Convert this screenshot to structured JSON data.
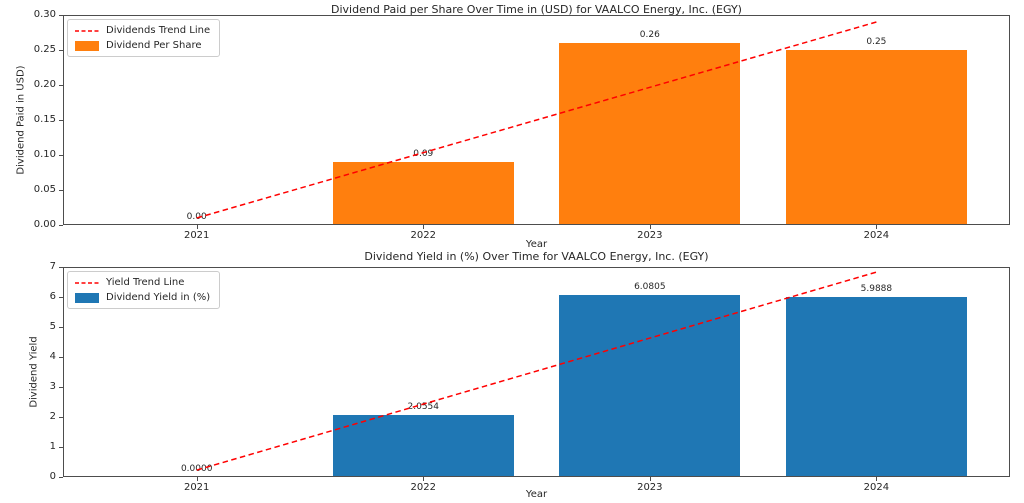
{
  "figure": {
    "background": "#ffffff",
    "text_color": "#262626",
    "spine_color": "#4d4d4d",
    "trend_color": "#ff0000"
  },
  "chart_data": [
    {
      "type": "bar",
      "title": "Dividend Paid per Share Over Time in (USD) for VAALCO Energy, Inc. (EGY)",
      "xlabel": "Year",
      "ylabel": "Dividend Paid in USD)",
      "categories": [
        "2021",
        "2022",
        "2023",
        "2024"
      ],
      "values": [
        0.0,
        0.09,
        0.26,
        0.25
      ],
      "bar_labels": [
        "0.00",
        "0.09",
        "0.26",
        "0.25"
      ],
      "bar_color": "#ff7f0e",
      "ylim": [
        0,
        0.3
      ],
      "ytick_values": [
        0,
        0.05,
        0.1,
        0.15,
        0.2,
        0.25,
        0.3
      ],
      "yticks": [
        "0.00",
        "0.05",
        "0.10",
        "0.15",
        "0.20",
        "0.25",
        "0.30"
      ],
      "grid": false,
      "legend_position": "upper-left",
      "trend_line": {
        "color": "#ff0000",
        "style": "dashed",
        "x_index": [
          0,
          3
        ],
        "y": [
          0.01,
          0.29
        ]
      },
      "legend": [
        {
          "label": "Dividends Trend Line",
          "swatch": "dashed-line",
          "color": "#ff0000"
        },
        {
          "label": "Dividend Per Share",
          "swatch": "rect",
          "color": "#ff7f0e"
        }
      ]
    },
    {
      "type": "bar",
      "title": "Dividend Yield in (%) Over Time for VAALCO Energy, Inc. (EGY)",
      "xlabel": "Year",
      "ylabel": "Dividend Yield",
      "categories": [
        "2021",
        "2022",
        "2023",
        "2024"
      ],
      "values": [
        0.0,
        2.0554,
        6.0805,
        5.9888
      ],
      "bar_labels": [
        "0.0000",
        "2.0554",
        "6.0805",
        "5.9888"
      ],
      "bar_color": "#1f77b4",
      "ylim": [
        0,
        7
      ],
      "ytick_values": [
        0,
        1,
        2,
        3,
        4,
        5,
        6,
        7
      ],
      "yticks": [
        "0",
        "1",
        "2",
        "3",
        "4",
        "5",
        "6",
        "7"
      ],
      "grid": false,
      "legend_position": "upper-left",
      "trend_line": {
        "color": "#ff0000",
        "style": "dashed",
        "x_index": [
          0,
          3
        ],
        "y": [
          0.23,
          6.83
        ]
      },
      "legend": [
        {
          "label": "Yield Trend Line",
          "swatch": "dashed-line",
          "color": "#ff0000"
        },
        {
          "label": "Dividend Yield in (%)",
          "swatch": "rect",
          "color": "#1f77b4"
        }
      ]
    }
  ]
}
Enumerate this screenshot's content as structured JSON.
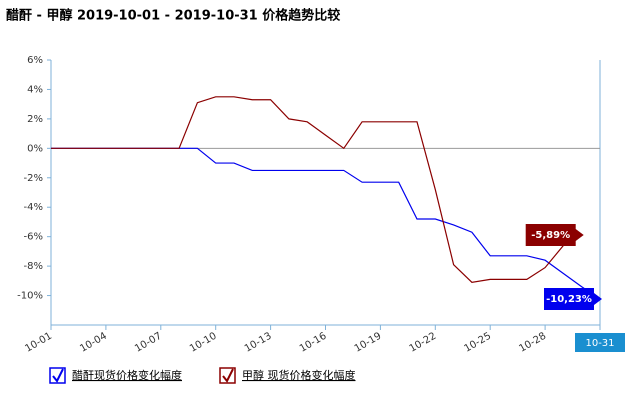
{
  "chart_data": {
    "type": "line",
    "title": "醋酐 - 甲醇 2019-10-01 - 2019-10-31 价格趋势比较",
    "categories": [
      "10-01",
      null,
      null,
      "10-04",
      null,
      null,
      "10-07",
      null,
      null,
      "10-10",
      null,
      null,
      "10-13",
      null,
      null,
      "10-16",
      null,
      null,
      "10-19",
      null,
      null,
      "10-22",
      null,
      null,
      "10-25",
      null,
      null,
      "10-28",
      null,
      null,
      "10-31"
    ],
    "ylim": [
      -12,
      6
    ],
    "yticks": [
      {
        "value": 6,
        "label": "6%"
      },
      {
        "value": 4,
        "label": "4%"
      },
      {
        "value": 2,
        "label": "2%"
      },
      {
        "value": 0,
        "label": "0%"
      },
      {
        "value": -2,
        "label": "-2%"
      },
      {
        "value": -4,
        "label": "-4%"
      },
      {
        "value": -6,
        "label": "-6%"
      },
      {
        "value": -8,
        "label": "-8%"
      },
      {
        "value": -10,
        "label": "-10%"
      }
    ],
    "series": [
      {
        "name": "醋酐现货价格变化幅度",
        "color": "#0000ee",
        "values": [
          0,
          0,
          0,
          0,
          0,
          0,
          0,
          0,
          0,
          -1.0,
          -1.0,
          -1.5,
          -1.5,
          -1.5,
          -1.5,
          -1.5,
          -1.5,
          -2.3,
          -2.3,
          -2.3,
          -4.8,
          -4.8,
          -5.2,
          -5.7,
          -7.3,
          -7.3,
          -7.3,
          -7.6,
          -8.5,
          -9.4,
          -10.23
        ],
        "value_labels": [
          null,
          null,
          null,
          null,
          null,
          null,
          null,
          null,
          null,
          null,
          null,
          null,
          null,
          null,
          null,
          null,
          null,
          null,
          null,
          null,
          null,
          null,
          null,
          null,
          null,
          null,
          null,
          null,
          null,
          null,
          "-10,23%"
        ]
      },
      {
        "name": "甲醇 现货价格变化幅度",
        "color": "#8b0000",
        "values": [
          0,
          0,
          0,
          0,
          0,
          0,
          0,
          0,
          3.1,
          3.5,
          3.5,
          3.3,
          3.3,
          2.0,
          1.8,
          0.9,
          0.0,
          1.8,
          1.8,
          1.8,
          1.8,
          -2.8,
          -7.9,
          -9.1,
          -8.9,
          -8.9,
          -8.9,
          -8.1,
          -6.6,
          -5.89,
          null
        ],
        "value_labels": [
          null,
          null,
          null,
          null,
          null,
          null,
          null,
          null,
          null,
          null,
          null,
          null,
          null,
          null,
          null,
          null,
          null,
          null,
          null,
          null,
          null,
          null,
          null,
          null,
          null,
          null,
          null,
          null,
          null,
          "-5,89%",
          null
        ]
      }
    ]
  }
}
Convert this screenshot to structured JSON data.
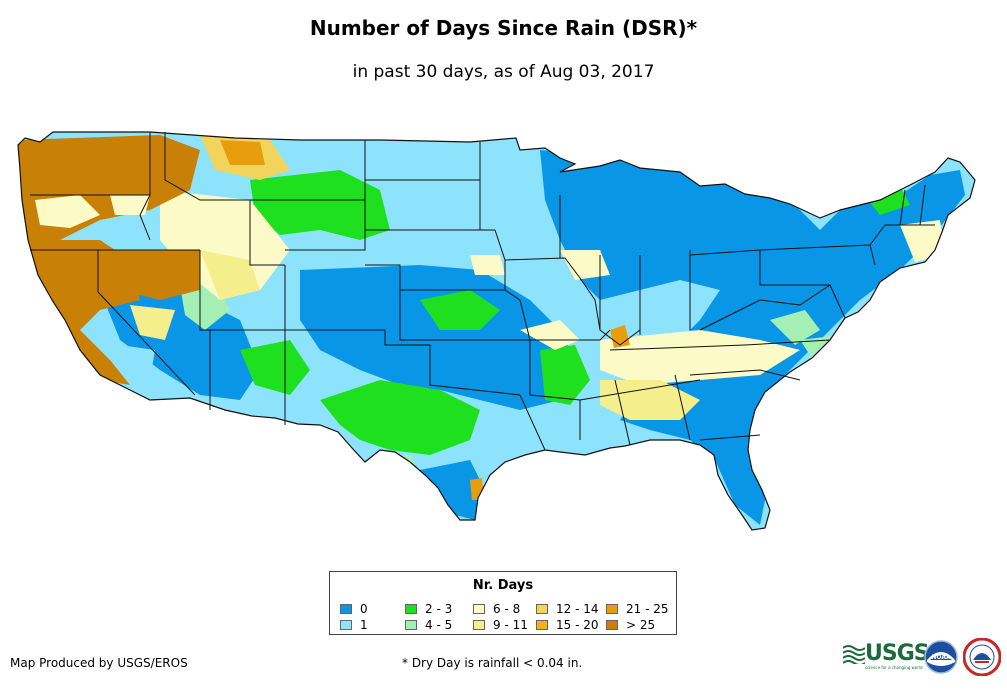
{
  "title": "Number of Days Since Rain (DSR)*",
  "subtitle": "in past 30 days, as of Aug 03, 2017",
  "legend": {
    "title": "Nr. Days",
    "items": [
      {
        "label": "0",
        "color": "#0a96e6"
      },
      {
        "label": "1",
        "color": "#8de3fb"
      },
      {
        "label": "2 - 3",
        "color": "#1fe01f"
      },
      {
        "label": "4 - 5",
        "color": "#a4f0b4"
      },
      {
        "label": "6 - 8",
        "color": "#fcfbc8"
      },
      {
        "label": "9 - 11",
        "color": "#f4ef8c"
      },
      {
        "label": "12 - 14",
        "color": "#f2d45c"
      },
      {
        "label": "15 - 20",
        "color": "#f2b21a"
      },
      {
        "label": "21 - 25",
        "color": "#e89e0c"
      },
      {
        "label": "> 25",
        "color": "#c98006"
      }
    ]
  },
  "credit": "Map Produced by USGS/EROS",
  "footnote": "* Dry Day is rainfall < 0.04 in.",
  "logos": {
    "usgs": {
      "text": "USGS",
      "tagline": "science for a changing world"
    },
    "noaa": {
      "text": "NOAA"
    }
  }
}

=====

**What you need to do**
Pull out every line in the data above that has the word "Time".

**Exercise answer**
      "title": "Dividend Paid per Share Over Time in (USD) for VAALCO Energy, Inc. (EGY)",
      "title": "Dividend Yield in (%) Over Time for VAALCO Energy, Inc. (EGY)",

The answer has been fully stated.